[WHAT YOU NEED TO DO] Once the pictures are set aside, transcribe the remaining data exactly.

Figure collection entries

──────────

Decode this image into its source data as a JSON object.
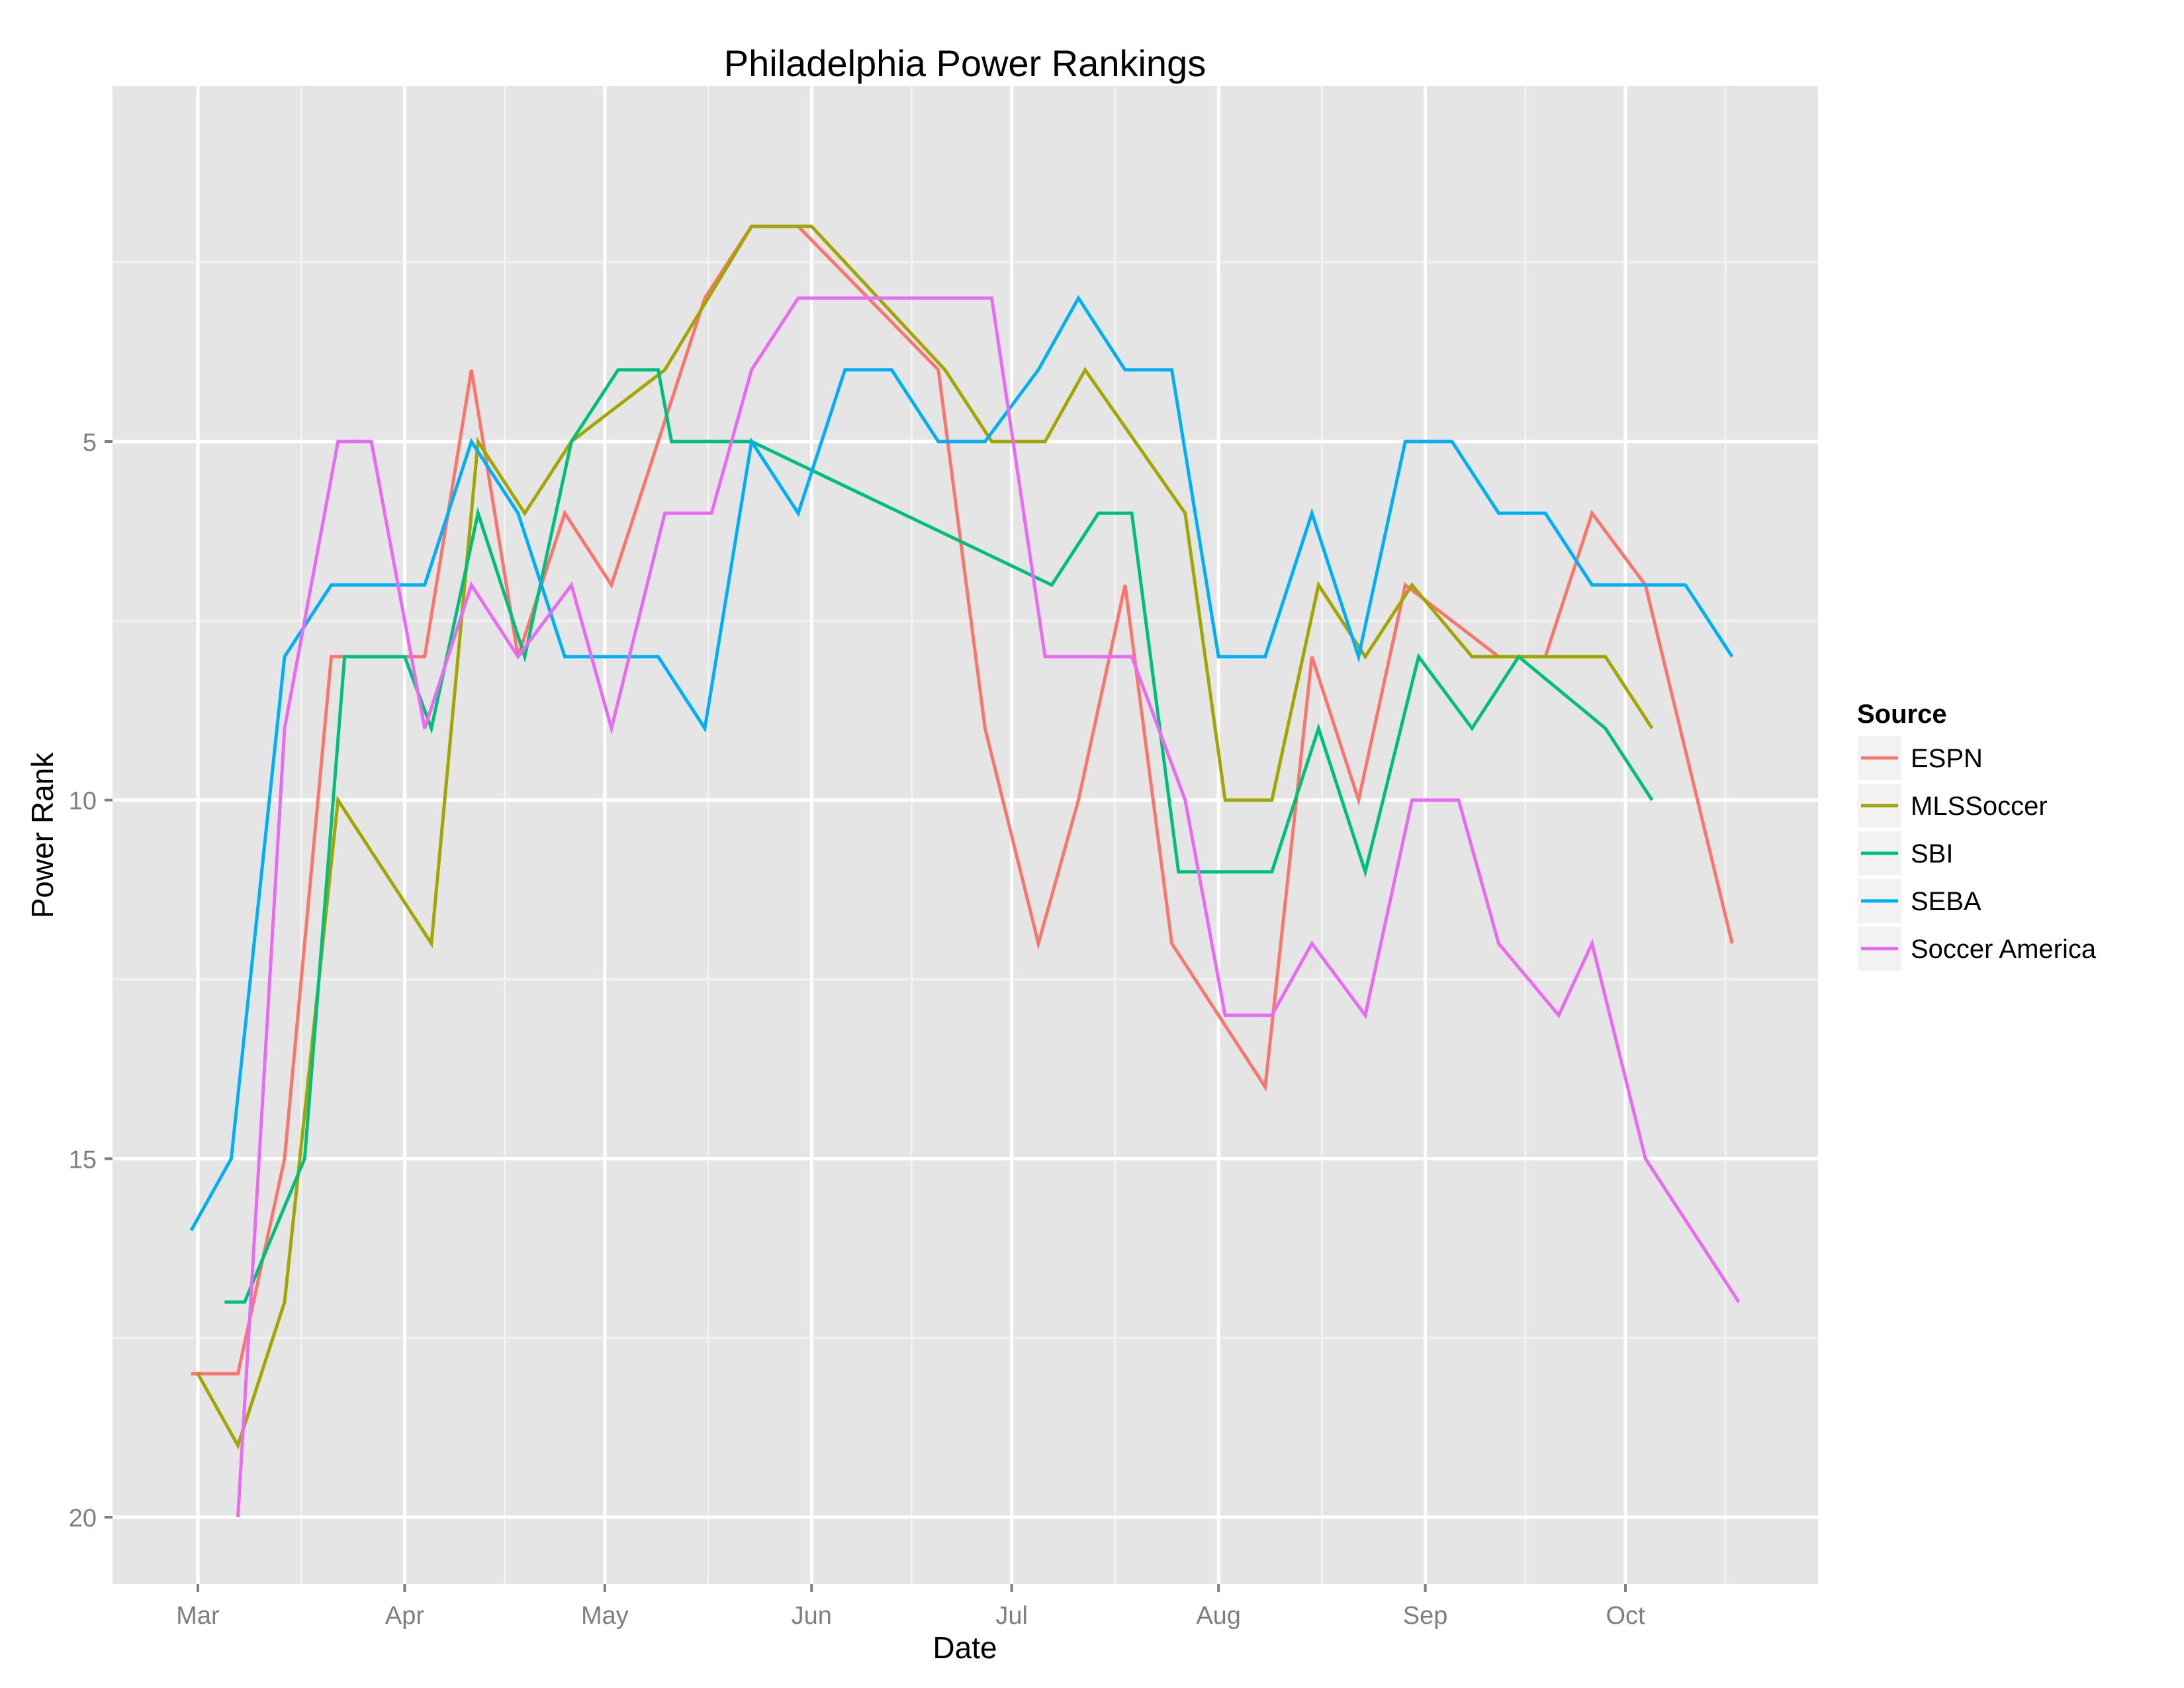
{
  "chart_data": {
    "type": "line",
    "title": "Philadelphia Power Rankings",
    "xlabel": "Date",
    "ylabel": "Power Rank",
    "x_ticks": [
      {
        "label": "Mar",
        "date": "03-01"
      },
      {
        "label": "Apr",
        "date": "04-01"
      },
      {
        "label": "May",
        "date": "05-01"
      },
      {
        "label": "Jun",
        "date": "06-01"
      },
      {
        "label": "Jul",
        "date": "07-01"
      },
      {
        "label": "Aug",
        "date": "08-01"
      },
      {
        "label": "Sep",
        "date": "09-01"
      },
      {
        "label": "Oct",
        "date": "10-01"
      }
    ],
    "y_ticks": [
      5,
      10,
      15,
      20
    ],
    "ylim": [
      0.05,
      20.9
    ],
    "y_reversed": true,
    "xlim": [
      "02-19",
      "10-28"
    ],
    "grid": true,
    "legend": {
      "title": "Source",
      "position": "right"
    },
    "series": [
      {
        "name": "ESPN",
        "color": "#F8766D",
        "points": [
          [
            "02-28",
            18
          ],
          [
            "03-07",
            18
          ],
          [
            "03-14",
            15
          ],
          [
            "03-21",
            8
          ],
          [
            "04-04",
            8
          ],
          [
            "04-11",
            4
          ],
          [
            "04-18",
            8
          ],
          [
            "04-25",
            6
          ],
          [
            "05-02",
            7
          ],
          [
            "05-16",
            3
          ],
          [
            "05-23",
            2
          ],
          [
            "05-30",
            2
          ],
          [
            "06-20",
            4
          ],
          [
            "06-27",
            9
          ],
          [
            "07-05",
            12
          ],
          [
            "07-11",
            10
          ],
          [
            "07-18",
            7
          ],
          [
            "07-25",
            12
          ],
          [
            "08-08",
            14
          ],
          [
            "08-15",
            8
          ],
          [
            "08-22",
            10
          ],
          [
            "08-29",
            7
          ],
          [
            "09-12",
            8
          ],
          [
            "09-19",
            8
          ],
          [
            "09-26",
            6
          ],
          [
            "10-04",
            7
          ],
          [
            "10-17",
            12
          ]
        ]
      },
      {
        "name": "MLSSoccer",
        "color": "#A3A500",
        "points": [
          [
            "03-01",
            18
          ],
          [
            "03-07",
            19
          ],
          [
            "03-14",
            17
          ],
          [
            "03-22",
            10
          ],
          [
            "04-05",
            12
          ],
          [
            "04-12",
            5
          ],
          [
            "04-19",
            6
          ],
          [
            "04-26",
            5
          ],
          [
            "05-10",
            4
          ],
          [
            "05-23",
            2
          ],
          [
            "06-01",
            2
          ],
          [
            "06-21",
            4
          ],
          [
            "06-28",
            5
          ],
          [
            "07-06",
            5
          ],
          [
            "07-12",
            4
          ],
          [
            "07-27",
            6
          ],
          [
            "08-02",
            10
          ],
          [
            "08-09",
            10
          ],
          [
            "08-16",
            7
          ],
          [
            "08-23",
            8
          ],
          [
            "08-30",
            7
          ],
          [
            "09-08",
            8
          ],
          [
            "09-28",
            8
          ],
          [
            "10-05",
            9
          ]
        ]
      },
      {
        "name": "SBI",
        "color": "#00BF7D",
        "points": [
          [
            "03-05",
            17
          ],
          [
            "03-08",
            17
          ],
          [
            "03-17",
            15
          ],
          [
            "03-23",
            8
          ],
          [
            "04-01",
            8
          ],
          [
            "04-05",
            9
          ],
          [
            "04-12",
            6
          ],
          [
            "04-19",
            8
          ],
          [
            "04-26",
            5
          ],
          [
            "05-03",
            4
          ],
          [
            "05-09",
            4
          ],
          [
            "05-11",
            5
          ],
          [
            "05-23",
            5
          ],
          [
            "07-07",
            7
          ],
          [
            "07-14",
            6
          ],
          [
            "07-19",
            6
          ],
          [
            "07-26",
            11
          ],
          [
            "08-09",
            11
          ],
          [
            "08-16",
            9
          ],
          [
            "08-23",
            11
          ],
          [
            "08-31",
            8
          ],
          [
            "09-08",
            9
          ],
          [
            "09-15",
            8
          ],
          [
            "09-28",
            9
          ],
          [
            "10-05",
            10
          ]
        ]
      },
      {
        "name": "SEBA",
        "color": "#00B0F6",
        "points": [
          [
            "02-28",
            16
          ],
          [
            "03-06",
            15
          ],
          [
            "03-14",
            8
          ],
          [
            "03-21",
            7
          ],
          [
            "04-04",
            7
          ],
          [
            "04-11",
            5
          ],
          [
            "04-18",
            6
          ],
          [
            "04-25",
            8
          ],
          [
            "05-09",
            8
          ],
          [
            "05-16",
            9
          ],
          [
            "05-23",
            5
          ],
          [
            "05-30",
            6
          ],
          [
            "06-06",
            4
          ],
          [
            "06-13",
            4
          ],
          [
            "06-20",
            5
          ],
          [
            "06-27",
            5
          ],
          [
            "07-05",
            4
          ],
          [
            "07-11",
            3
          ],
          [
            "07-18",
            4
          ],
          [
            "07-25",
            4
          ],
          [
            "08-01",
            8
          ],
          [
            "08-08",
            8
          ],
          [
            "08-15",
            6
          ],
          [
            "08-22",
            8
          ],
          [
            "08-29",
            5
          ],
          [
            "09-05",
            5
          ],
          [
            "09-12",
            6
          ],
          [
            "09-19",
            6
          ],
          [
            "09-26",
            7
          ],
          [
            "10-10",
            7
          ],
          [
            "10-17",
            8
          ]
        ]
      },
      {
        "name": "Soccer America",
        "color": "#E76BF3",
        "points": [
          [
            "03-07",
            20
          ],
          [
            "03-14",
            9
          ],
          [
            "03-22",
            5
          ],
          [
            "03-27",
            5
          ],
          [
            "04-04",
            9
          ],
          [
            "04-11",
            7
          ],
          [
            "04-18",
            8
          ],
          [
            "04-26",
            7
          ],
          [
            "05-02",
            9
          ],
          [
            "05-10",
            6
          ],
          [
            "05-17",
            6
          ],
          [
            "05-23",
            4
          ],
          [
            "05-30",
            3
          ],
          [
            "06-28",
            3
          ],
          [
            "07-06",
            8
          ],
          [
            "07-19",
            8
          ],
          [
            "07-27",
            10
          ],
          [
            "08-02",
            13
          ],
          [
            "08-09",
            13
          ],
          [
            "08-15",
            12
          ],
          [
            "08-23",
            13
          ],
          [
            "08-30",
            10
          ],
          [
            "09-06",
            10
          ],
          [
            "09-12",
            12
          ],
          [
            "09-21",
            13
          ],
          [
            "09-26",
            12
          ],
          [
            "10-04",
            15
          ],
          [
            "10-18",
            17
          ]
        ]
      }
    ]
  }
}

──────────

[TASK SOLUTION]
Decode this image into its source data as a JSON object.
{
  "chart_data": {
    "type": "line",
    "title": "Philadelphia Power Rankings",
    "xlabel": "Date",
    "ylabel": "Power Rank",
    "x_ticks": [
      {
        "label": "Mar",
        "date": "03-01"
      },
      {
        "label": "Apr",
        "date": "04-01"
      },
      {
        "label": "May",
        "date": "05-01"
      },
      {
        "label": "Jun",
        "date": "06-01"
      },
      {
        "label": "Jul",
        "date": "07-01"
      },
      {
        "label": "Aug",
        "date": "08-01"
      },
      {
        "label": "Sep",
        "date": "09-01"
      },
      {
        "label": "Oct",
        "date": "10-01"
      }
    ],
    "y_ticks": [
      5,
      10,
      15,
      20
    ],
    "ylim": [
      0.05,
      20.9
    ],
    "y_reversed": true,
    "xlim": [
      "02-19",
      "10-28"
    ],
    "grid": true,
    "legend": {
      "title": "Source",
      "position": "right"
    },
    "series": [
      {
        "name": "ESPN",
        "color": "#F8766D",
        "points": [
          [
            "02-28",
            18
          ],
          [
            "03-07",
            18
          ],
          [
            "03-14",
            15
          ],
          [
            "03-21",
            8
          ],
          [
            "04-04",
            8
          ],
          [
            "04-11",
            4
          ],
          [
            "04-18",
            8
          ],
          [
            "04-25",
            6
          ],
          [
            "05-02",
            7
          ],
          [
            "05-16",
            3
          ],
          [
            "05-23",
            2
          ],
          [
            "05-30",
            2
          ],
          [
            "06-20",
            4
          ],
          [
            "06-27",
            9
          ],
          [
            "07-05",
            12
          ],
          [
            "07-11",
            10
          ],
          [
            "07-18",
            7
          ],
          [
            "07-25",
            12
          ],
          [
            "08-08",
            14
          ],
          [
            "08-15",
            8
          ],
          [
            "08-22",
            10
          ],
          [
            "08-29",
            7
          ],
          [
            "09-12",
            8
          ],
          [
            "09-19",
            8
          ],
          [
            "09-26",
            6
          ],
          [
            "10-04",
            7
          ],
          [
            "10-17",
            12
          ]
        ]
      },
      {
        "name": "MLSSoccer",
        "color": "#A3A500",
        "points": [
          [
            "03-01",
            18
          ],
          [
            "03-07",
            19
          ],
          [
            "03-14",
            17
          ],
          [
            "03-22",
            10
          ],
          [
            "04-05",
            12
          ],
          [
            "04-12",
            5
          ],
          [
            "04-19",
            6
          ],
          [
            "04-26",
            5
          ],
          [
            "05-10",
            4
          ],
          [
            "05-23",
            2
          ],
          [
            "06-01",
            2
          ],
          [
            "06-21",
            4
          ],
          [
            "06-28",
            5
          ],
          [
            "07-06",
            5
          ],
          [
            "07-12",
            4
          ],
          [
            "07-27",
            6
          ],
          [
            "08-02",
            10
          ],
          [
            "08-09",
            10
          ],
          [
            "08-16",
            7
          ],
          [
            "08-23",
            8
          ],
          [
            "08-30",
            7
          ],
          [
            "09-08",
            8
          ],
          [
            "09-28",
            8
          ],
          [
            "10-05",
            9
          ]
        ]
      },
      {
        "name": "SBI",
        "color": "#00BF7D",
        "points": [
          [
            "03-05",
            17
          ],
          [
            "03-08",
            17
          ],
          [
            "03-17",
            15
          ],
          [
            "03-23",
            8
          ],
          [
            "04-01",
            8
          ],
          [
            "04-05",
            9
          ],
          [
            "04-12",
            6
          ],
          [
            "04-19",
            8
          ],
          [
            "04-26",
            5
          ],
          [
            "05-03",
            4
          ],
          [
            "05-09",
            4
          ],
          [
            "05-11",
            5
          ],
          [
            "05-23",
            5
          ],
          [
            "07-07",
            7
          ],
          [
            "07-14",
            6
          ],
          [
            "07-19",
            6
          ],
          [
            "07-26",
            11
          ],
          [
            "08-09",
            11
          ],
          [
            "08-16",
            9
          ],
          [
            "08-23",
            11
          ],
          [
            "08-31",
            8
          ],
          [
            "09-08",
            9
          ],
          [
            "09-15",
            8
          ],
          [
            "09-28",
            9
          ],
          [
            "10-05",
            10
          ]
        ]
      },
      {
        "name": "SEBA",
        "color": "#00B0F6",
        "points": [
          [
            "02-28",
            16
          ],
          [
            "03-06",
            15
          ],
          [
            "03-14",
            8
          ],
          [
            "03-21",
            7
          ],
          [
            "04-04",
            7
          ],
          [
            "04-11",
            5
          ],
          [
            "04-18",
            6
          ],
          [
            "04-25",
            8
          ],
          [
            "05-09",
            8
          ],
          [
            "05-16",
            9
          ],
          [
            "05-23",
            5
          ],
          [
            "05-30",
            6
          ],
          [
            "06-06",
            4
          ],
          [
            "06-13",
            4
          ],
          [
            "06-20",
            5
          ],
          [
            "06-27",
            5
          ],
          [
            "07-05",
            4
          ],
          [
            "07-11",
            3
          ],
          [
            "07-18",
            4
          ],
          [
            "07-25",
            4
          ],
          [
            "08-01",
            8
          ],
          [
            "08-08",
            8
          ],
          [
            "08-15",
            6
          ],
          [
            "08-22",
            8
          ],
          [
            "08-29",
            5
          ],
          [
            "09-05",
            5
          ],
          [
            "09-12",
            6
          ],
          [
            "09-19",
            6
          ],
          [
            "09-26",
            7
          ],
          [
            "10-10",
            7
          ],
          [
            "10-17",
            8
          ]
        ]
      },
      {
        "name": "Soccer America",
        "color": "#E76BF3",
        "points": [
          [
            "03-07",
            20
          ],
          [
            "03-14",
            9
          ],
          [
            "03-22",
            5
          ],
          [
            "03-27",
            5
          ],
          [
            "04-04",
            9
          ],
          [
            "04-11",
            7
          ],
          [
            "04-18",
            8
          ],
          [
            "04-26",
            7
          ],
          [
            "05-02",
            9
          ],
          [
            "05-10",
            6
          ],
          [
            "05-17",
            6
          ],
          [
            "05-23",
            4
          ],
          [
            "05-30",
            3
          ],
          [
            "06-28",
            3
          ],
          [
            "07-06",
            8
          ],
          [
            "07-19",
            8
          ],
          [
            "07-27",
            10
          ],
          [
            "08-02",
            13
          ],
          [
            "08-09",
            13
          ],
          [
            "08-15",
            12
          ],
          [
            "08-23",
            13
          ],
          [
            "08-30",
            10
          ],
          [
            "09-06",
            10
          ],
          [
            "09-12",
            12
          ],
          [
            "09-21",
            13
          ],
          [
            "09-26",
            12
          ],
          [
            "10-04",
            15
          ],
          [
            "10-18",
            17
          ]
        ]
      }
    ]
  }
}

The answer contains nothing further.